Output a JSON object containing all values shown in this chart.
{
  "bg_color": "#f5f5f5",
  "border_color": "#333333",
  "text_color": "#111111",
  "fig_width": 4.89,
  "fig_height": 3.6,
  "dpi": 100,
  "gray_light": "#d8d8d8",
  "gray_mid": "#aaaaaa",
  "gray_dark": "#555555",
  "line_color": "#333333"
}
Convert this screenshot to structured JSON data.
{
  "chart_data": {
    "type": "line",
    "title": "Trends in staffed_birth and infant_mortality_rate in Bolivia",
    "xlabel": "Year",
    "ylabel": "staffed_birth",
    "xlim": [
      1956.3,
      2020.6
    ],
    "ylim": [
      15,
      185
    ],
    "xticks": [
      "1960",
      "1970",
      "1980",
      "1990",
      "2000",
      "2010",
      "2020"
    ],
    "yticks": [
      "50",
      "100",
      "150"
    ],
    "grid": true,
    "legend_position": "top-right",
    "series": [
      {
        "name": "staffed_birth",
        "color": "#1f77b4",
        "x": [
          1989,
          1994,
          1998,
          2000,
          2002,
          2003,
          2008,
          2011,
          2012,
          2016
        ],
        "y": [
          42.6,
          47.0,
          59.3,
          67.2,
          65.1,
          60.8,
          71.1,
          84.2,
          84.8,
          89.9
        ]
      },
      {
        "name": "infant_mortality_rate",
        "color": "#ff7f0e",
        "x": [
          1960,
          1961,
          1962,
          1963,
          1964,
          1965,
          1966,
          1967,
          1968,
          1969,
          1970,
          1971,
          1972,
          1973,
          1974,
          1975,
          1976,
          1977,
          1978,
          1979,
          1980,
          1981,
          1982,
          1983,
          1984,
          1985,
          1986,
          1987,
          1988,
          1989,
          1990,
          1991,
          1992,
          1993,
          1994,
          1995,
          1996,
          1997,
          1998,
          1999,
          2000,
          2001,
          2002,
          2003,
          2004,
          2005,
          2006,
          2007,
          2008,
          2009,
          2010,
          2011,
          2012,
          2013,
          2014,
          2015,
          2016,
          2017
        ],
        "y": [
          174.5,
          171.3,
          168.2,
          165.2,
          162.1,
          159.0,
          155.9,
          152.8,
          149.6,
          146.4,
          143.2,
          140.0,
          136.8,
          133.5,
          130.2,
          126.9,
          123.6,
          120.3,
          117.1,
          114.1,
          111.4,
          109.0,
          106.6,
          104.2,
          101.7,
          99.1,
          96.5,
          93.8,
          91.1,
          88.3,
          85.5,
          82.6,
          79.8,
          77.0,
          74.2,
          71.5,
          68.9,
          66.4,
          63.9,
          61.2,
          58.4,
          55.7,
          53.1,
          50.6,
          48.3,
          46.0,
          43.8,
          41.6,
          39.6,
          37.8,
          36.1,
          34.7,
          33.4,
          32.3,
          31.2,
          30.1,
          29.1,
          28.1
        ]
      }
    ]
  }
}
========================================
Pick each line holding the word "this" out of the data and copy it.

[TASK OUTPUT]
Output a JSON object containing all values shown in this chart.
Convert this screenshot to structured JSON data.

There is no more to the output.